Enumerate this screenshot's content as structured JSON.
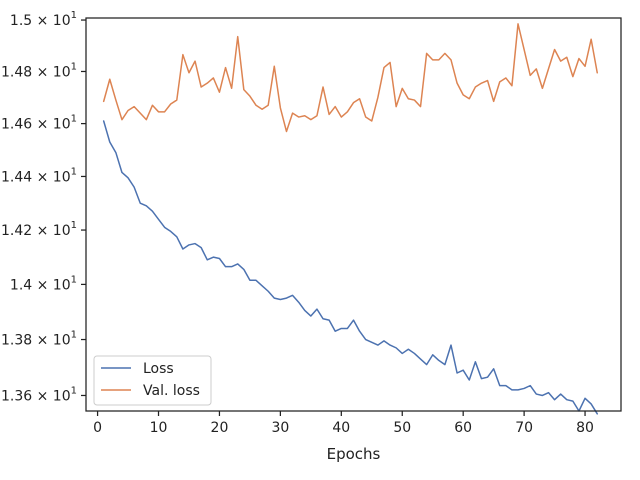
{
  "chart_data": {
    "type": "line",
    "title": "",
    "xlabel": "Epochs",
    "ylabel": "",
    "xlim": [
      -1.9,
      85.9
    ],
    "ylim": [
      13.545,
      15.008
    ],
    "y_scale": "log",
    "grid": false,
    "legend_position": "lower-left",
    "x_ticks": [
      0,
      10,
      20,
      30,
      40,
      50,
      60,
      70,
      80
    ],
    "x_tick_labels": [
      "0",
      "10",
      "20",
      "30",
      "40",
      "50",
      "60",
      "70",
      "80"
    ],
    "y_ticks": [
      13.6,
      13.8,
      14.0,
      14.2,
      14.4,
      14.6,
      14.8,
      15.0
    ],
    "y_tick_labels": [
      {
        "mantissa": "1.36",
        "base": "10",
        "exp": "1"
      },
      {
        "mantissa": "1.38",
        "base": "10",
        "exp": "1"
      },
      {
        "mantissa": "1.4",
        "base": "10",
        "exp": "1"
      },
      {
        "mantissa": "1.42",
        "base": "10",
        "exp": "1"
      },
      {
        "mantissa": "1.44",
        "base": "10",
        "exp": "1"
      },
      {
        "mantissa": "1.46",
        "base": "10",
        "exp": "1"
      },
      {
        "mantissa": "1.48",
        "base": "10",
        "exp": "1"
      },
      {
        "mantissa": "1.5",
        "base": "10",
        "exp": "1"
      }
    ],
    "x": [
      1,
      2,
      3,
      4,
      5,
      6,
      7,
      8,
      9,
      10,
      11,
      12,
      13,
      14,
      15,
      16,
      17,
      18,
      19,
      20,
      21,
      22,
      23,
      24,
      25,
      26,
      27,
      28,
      29,
      30,
      31,
      32,
      33,
      34,
      35,
      36,
      37,
      38,
      39,
      40,
      41,
      42,
      43,
      44,
      45,
      46,
      47,
      48,
      49,
      50,
      51,
      52,
      53,
      54,
      55,
      56,
      57,
      58,
      59,
      60,
      61,
      62,
      63,
      64,
      65,
      66,
      67,
      68,
      69,
      70,
      71,
      72,
      73,
      74,
      75,
      76,
      77,
      78,
      79,
      80,
      81,
      82
    ],
    "series": [
      {
        "name": "Loss",
        "color": "#4c72b0",
        "values": [
          14.61,
          14.53,
          14.49,
          14.415,
          14.395,
          14.36,
          14.3,
          14.29,
          14.27,
          14.24,
          14.21,
          14.195,
          14.175,
          14.13,
          14.145,
          14.15,
          14.135,
          14.09,
          14.1,
          14.095,
          14.065,
          14.065,
          14.075,
          14.055,
          14.015,
          14.015,
          13.995,
          13.975,
          13.95,
          13.945,
          13.95,
          13.96,
          13.935,
          13.905,
          13.885,
          13.91,
          13.875,
          13.87,
          13.83,
          13.84,
          13.84,
          13.87,
          13.83,
          13.8,
          13.79,
          13.78,
          13.795,
          13.78,
          13.77,
          13.75,
          13.765,
          13.75,
          13.73,
          13.71,
          13.745,
          13.725,
          13.71,
          13.78,
          13.68,
          13.69,
          13.655,
          13.72,
          13.66,
          13.665,
          13.695,
          13.635,
          13.635,
          13.62,
          13.62,
          13.625,
          13.635,
          13.605,
          13.6,
          13.61,
          13.585,
          13.605,
          13.585,
          13.58,
          13.545,
          13.59,
          13.57,
          13.535
        ]
      },
      {
        "name": "Val. loss",
        "color": "#dd8452",
        "values": [
          14.685,
          14.77,
          14.69,
          14.615,
          14.65,
          14.665,
          14.64,
          14.615,
          14.67,
          14.645,
          14.645,
          14.675,
          14.69,
          14.865,
          14.795,
          14.84,
          14.74,
          14.755,
          14.775,
          14.72,
          14.815,
          14.735,
          14.935,
          14.73,
          14.705,
          14.67,
          14.655,
          14.67,
          14.82,
          14.66,
          14.57,
          14.64,
          14.625,
          14.63,
          14.615,
          14.63,
          14.74,
          14.635,
          14.665,
          14.625,
          14.645,
          14.68,
          14.695,
          14.625,
          14.61,
          14.7,
          14.815,
          14.835,
          14.665,
          14.735,
          14.695,
          14.69,
          14.665,
          14.87,
          14.845,
          14.845,
          14.87,
          14.845,
          14.755,
          14.71,
          14.695,
          14.74,
          14.755,
          14.765,
          14.685,
          14.76,
          14.775,
          14.745,
          14.985,
          14.885,
          14.785,
          14.81,
          14.735,
          14.81,
          14.885,
          14.84,
          14.855,
          14.78,
          14.85,
          14.82,
          14.925,
          14.795
        ]
      }
    ]
  }
}
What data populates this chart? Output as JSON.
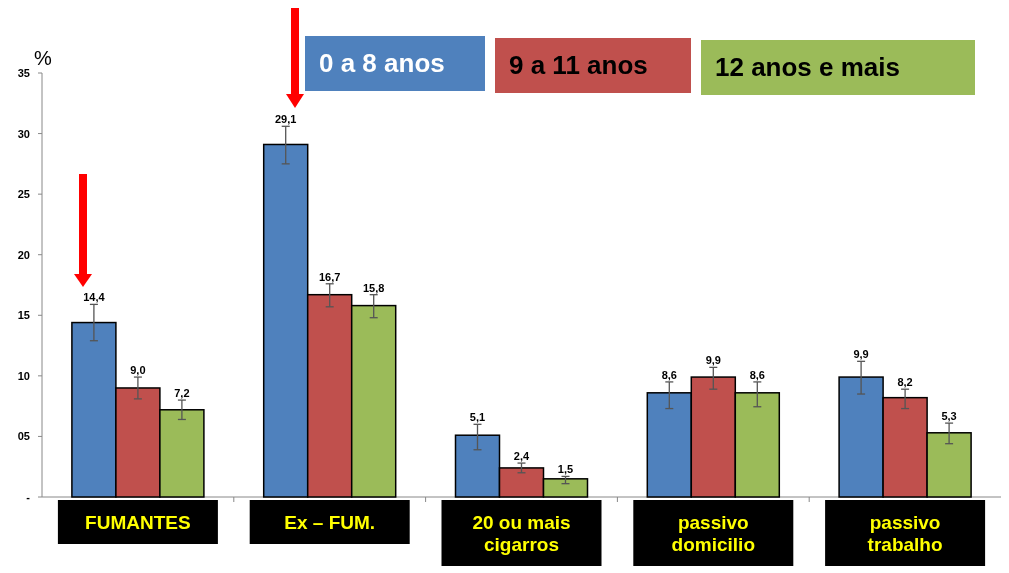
{
  "chart_data": {
    "type": "bar",
    "ylabel": "%",
    "categories": [
      "FUMANTES",
      "Ex – FUM.",
      "20 ou mais cigarros",
      "passivo domicilio",
      "passivo trabalho"
    ],
    "series": [
      {
        "name": "0 a 8 anos",
        "color": "#4f81bd",
        "values": [
          14.4,
          29.1,
          5.1,
          8.6,
          9.9
        ],
        "value_labels": [
          "14,4",
          "29,1",
          "5,1",
          "8,6",
          "9,9"
        ],
        "errors": [
          [
            12.9,
            15.9
          ],
          [
            27.5,
            30.6
          ],
          [
            3.9,
            6.0
          ],
          [
            7.3,
            9.5
          ],
          [
            8.5,
            11.2
          ]
        ]
      },
      {
        "name": "9 a 11 anos",
        "color": "#c0504d",
        "values": [
          9.0,
          16.7,
          2.4,
          9.9,
          8.2
        ],
        "value_labels": [
          "9,0",
          "16,7",
          "2,4",
          "9,9",
          "8,2"
        ],
        "errors": [
          [
            8.1,
            9.9
          ],
          [
            15.7,
            17.6
          ],
          [
            2.0,
            2.8
          ],
          [
            8.9,
            10.7
          ],
          [
            7.3,
            8.9
          ]
        ]
      },
      {
        "name": "12 anos e mais",
        "color": "#9bbb59",
        "values": [
          7.2,
          15.8,
          1.5,
          8.6,
          5.3
        ],
        "value_labels": [
          "7,2",
          "15,8",
          "1,5",
          "8,6",
          "5,3"
        ],
        "errors": [
          [
            6.4,
            8.0
          ],
          [
            14.8,
            16.7
          ],
          [
            1.1,
            1.7
          ],
          [
            7.45,
            9.5
          ],
          [
            4.4,
            6.1
          ]
        ]
      }
    ],
    "ylim": [
      0,
      35
    ],
    "yticks": [
      {
        "value": 0,
        "label": "-"
      },
      {
        "value": 5,
        "label": "05"
      },
      10,
      15,
      20,
      25,
      30,
      35
    ],
    "grid": false,
    "legend": "top right"
  }
}
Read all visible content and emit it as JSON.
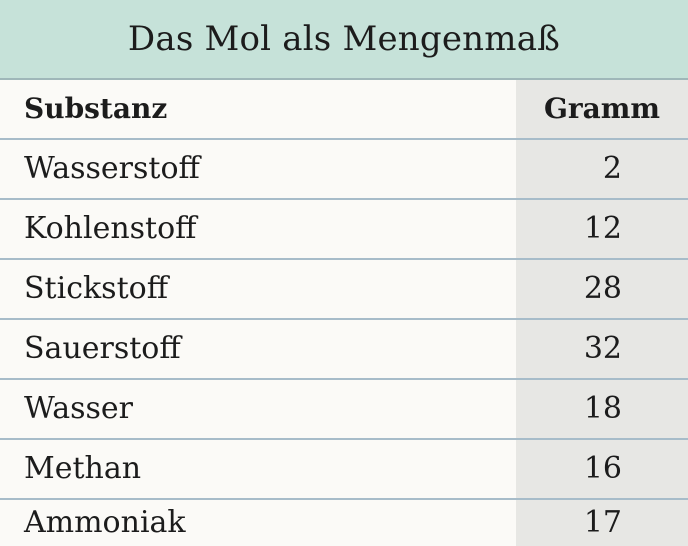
{
  "table": {
    "title": "Das Mol als Mengenmaß",
    "header": {
      "substance": "Substanz",
      "grams": "Gramm"
    },
    "rows": [
      {
        "substance": "Wasserstoff",
        "grams": "2"
      },
      {
        "substance": "Kohlenstoff",
        "grams": "12"
      },
      {
        "substance": "Stickstoff",
        "grams": "28"
      },
      {
        "substance": "Sauerstoff",
        "grams": "32"
      },
      {
        "substance": "Wasser",
        "grams": "18"
      },
      {
        "substance": "Methan",
        "grams": "16"
      },
      {
        "substance": "Ammoniak",
        "grams": "17"
      }
    ]
  },
  "colors": {
    "title_background": "#c6e2d9",
    "row_divider": "#a7bcc9",
    "value_column_background": "#e7e7e4"
  }
}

┄┄┄┄┄┄┄┄┄┄┄┄┄┄┄┄┄┄┄┄

■ TO DO
Write out the material above again, word for word, minus its pictures.

■ REPLY TO THE EXERCISE
Enumerate this screenshot's content as structured JSON.
{
  "chart_data": {
    "type": "line",
    "title": "",
    "xlabel": "Epochs",
    "ylabel": "",
    "xlim": [
      -1.9,
      85.9
    ],
    "ylim": [
      13.545,
      15.008
    ],
    "y_scale": "log",
    "grid": false,
    "legend_position": "lower-left",
    "x_ticks": [
      0,
      10,
      20,
      30,
      40,
      50,
      60,
      70,
      80
    ],
    "x_tick_labels": [
      "0",
      "10",
      "20",
      "30",
      "40",
      "50",
      "60",
      "70",
      "80"
    ],
    "y_ticks": [
      13.6,
      13.8,
      14.0,
      14.2,
      14.4,
      14.6,
      14.8,
      15.0
    ],
    "y_tick_labels": [
      {
        "mantissa": "1.36",
        "base": "10",
        "exp": "1"
      },
      {
        "mantissa": "1.38",
        "base": "10",
        "exp": "1"
      },
      {
        "mantissa": "1.4",
        "base": "10",
        "exp": "1"
      },
      {
        "mantissa": "1.42",
        "base": "10",
        "exp": "1"
      },
      {
        "mantissa": "1.44",
        "base": "10",
        "exp": "1"
      },
      {
        "mantissa": "1.46",
        "base": "10",
        "exp": "1"
      },
      {
        "mantissa": "1.48",
        "base": "10",
        "exp": "1"
      },
      {
        "mantissa": "1.5",
        "base": "10",
        "exp": "1"
      }
    ],
    "x": [
      1,
      2,
      3,
      4,
      5,
      6,
      7,
      8,
      9,
      10,
      11,
      12,
      13,
      14,
      15,
      16,
      17,
      18,
      19,
      20,
      21,
      22,
      23,
      24,
      25,
      26,
      27,
      28,
      29,
      30,
      31,
      32,
      33,
      34,
      35,
      36,
      37,
      38,
      39,
      40,
      41,
      42,
      43,
      44,
      45,
      46,
      47,
      48,
      49,
      50,
      51,
      52,
      53,
      54,
      55,
      56,
      57,
      58,
      59,
      60,
      61,
      62,
      63,
      64,
      65,
      66,
      67,
      68,
      69,
      70,
      71,
      72,
      73,
      74,
      75,
      76,
      77,
      78,
      79,
      80,
      81,
      82
    ],
    "series": [
      {
        "name": "Loss",
        "color": "#4c72b0",
        "values": [
          14.61,
          14.53,
          14.49,
          14.415,
          14.395,
          14.36,
          14.3,
          14.29,
          14.27,
          14.24,
          14.21,
          14.195,
          14.175,
          14.13,
          14.145,
          14.15,
          14.135,
          14.09,
          14.1,
          14.095,
          14.065,
          14.065,
          14.075,
          14.055,
          14.015,
          14.015,
          13.995,
          13.975,
          13.95,
          13.945,
          13.95,
          13.96,
          13.935,
          13.905,
          13.885,
          13.91,
          13.875,
          13.87,
          13.83,
          13.84,
          13.84,
          13.87,
          13.83,
          13.8,
          13.79,
          13.78,
          13.795,
          13.78,
          13.77,
          13.75,
          13.765,
          13.75,
          13.73,
          13.71,
          13.745,
          13.725,
          13.71,
          13.78,
          13.68,
          13.69,
          13.655,
          13.72,
          13.66,
          13.665,
          13.695,
          13.635,
          13.635,
          13.62,
          13.62,
          13.625,
          13.635,
          13.605,
          13.6,
          13.61,
          13.585,
          13.605,
          13.585,
          13.58,
          13.545,
          13.59,
          13.57,
          13.535
        ]
      },
      {
        "name": "Val. loss",
        "color": "#dd8452",
        "values": [
          14.685,
          14.77,
          14.69,
          14.615,
          14.65,
          14.665,
          14.64,
          14.615,
          14.67,
          14.645,
          14.645,
          14.675,
          14.69,
          14.865,
          14.795,
          14.84,
          14.74,
          14.755,
          14.775,
          14.72,
          14.815,
          14.735,
          14.935,
          14.73,
          14.705,
          14.67,
          14.655,
          14.67,
          14.82,
          14.66,
          14.57,
          14.64,
          14.625,
          14.63,
          14.615,
          14.63,
          14.74,
          14.635,
          14.665,
          14.625,
          14.645,
          14.68,
          14.695,
          14.625,
          14.61,
          14.7,
          14.815,
          14.835,
          14.665,
          14.735,
          14.695,
          14.69,
          14.665,
          14.87,
          14.845,
          14.845,
          14.87,
          14.845,
          14.755,
          14.71,
          14.695,
          14.74,
          14.755,
          14.765,
          14.685,
          14.76,
          14.775,
          14.745,
          14.985,
          14.885,
          14.785,
          14.81,
          14.735,
          14.81,
          14.885,
          14.84,
          14.855,
          14.78,
          14.85,
          14.82,
          14.925,
          14.795
        ]
      }
    ]
  }
}
What data populates this chart? Output as JSON.
{
  "chart_data": {
    "type": "bar",
    "ylabel": "%",
    "categories": [
      "FUMANTES",
      "Ex – FUM.",
      "20 ou mais cigarros",
      "passivo domicilio",
      "passivo trabalho"
    ],
    "series": [
      {
        "name": "0 a 8 anos",
        "color": "#4f81bd",
        "values": [
          14.4,
          29.1,
          5.1,
          8.6,
          9.9
        ],
        "value_labels": [
          "14,4",
          "29,1",
          "5,1",
          "8,6",
          "9,9"
        ],
        "errors": [
          [
            12.9,
            15.9
          ],
          [
            27.5,
            30.6
          ],
          [
            3.9,
            6.0
          ],
          [
            7.3,
            9.5
          ],
          [
            8.5,
            11.2
          ]
        ]
      },
      {
        "name": "9 a 11 anos",
        "color": "#c0504d",
        "values": [
          9.0,
          16.7,
          2.4,
          9.9,
          8.2
        ],
        "value_labels": [
          "9,0",
          "16,7",
          "2,4",
          "9,9",
          "8,2"
        ],
        "errors": [
          [
            8.1,
            9.9
          ],
          [
            15.7,
            17.6
          ],
          [
            2.0,
            2.8
          ],
          [
            8.9,
            10.7
          ],
          [
            7.3,
            8.9
          ]
        ]
      },
      {
        "name": "12 anos e mais",
        "color": "#9bbb59",
        "values": [
          7.2,
          15.8,
          1.5,
          8.6,
          5.3
        ],
        "value_labels": [
          "7,2",
          "15,8",
          "1,5",
          "8,6",
          "5,3"
        ],
        "errors": [
          [
            6.4,
            8.0
          ],
          [
            14.8,
            16.7
          ],
          [
            1.1,
            1.7
          ],
          [
            7.45,
            9.5
          ],
          [
            4.4,
            6.1
          ]
        ]
      }
    ],
    "ylim": [
      0,
      35
    ],
    "yticks": [
      {
        "value": 0,
        "label": "-"
      },
      {
        "value": 5,
        "label": "05"
      },
      10,
      15,
      20,
      25,
      30,
      35
    ],
    "grid": false,
    "legend": "top right"
  }
}
Read all visible content and emit it as JSON.
{
  "table": {
    "title": "Das Mol als Mengenmaß",
    "header": {
      "substance": "Substanz",
      "grams": "Gramm"
    },
    "rows": [
      {
        "substance": "Wasserstoff",
        "grams": "2"
      },
      {
        "substance": "Kohlenstoff",
        "grams": "12"
      },
      {
        "substance": "Stickstoff",
        "grams": "28"
      },
      {
        "substance": "Sauerstoff",
        "grams": "32"
      },
      {
        "substance": "Wasser",
        "grams": "18"
      },
      {
        "substance": "Methan",
        "grams": "16"
      },
      {
        "substance": "Ammoniak",
        "grams": "17"
      }
    ]
  },
  "colors": {
    "title_background": "#c6e2d9",
    "row_divider": "#a7bcc9",
    "value_column_background": "#e7e7e4"
  }
}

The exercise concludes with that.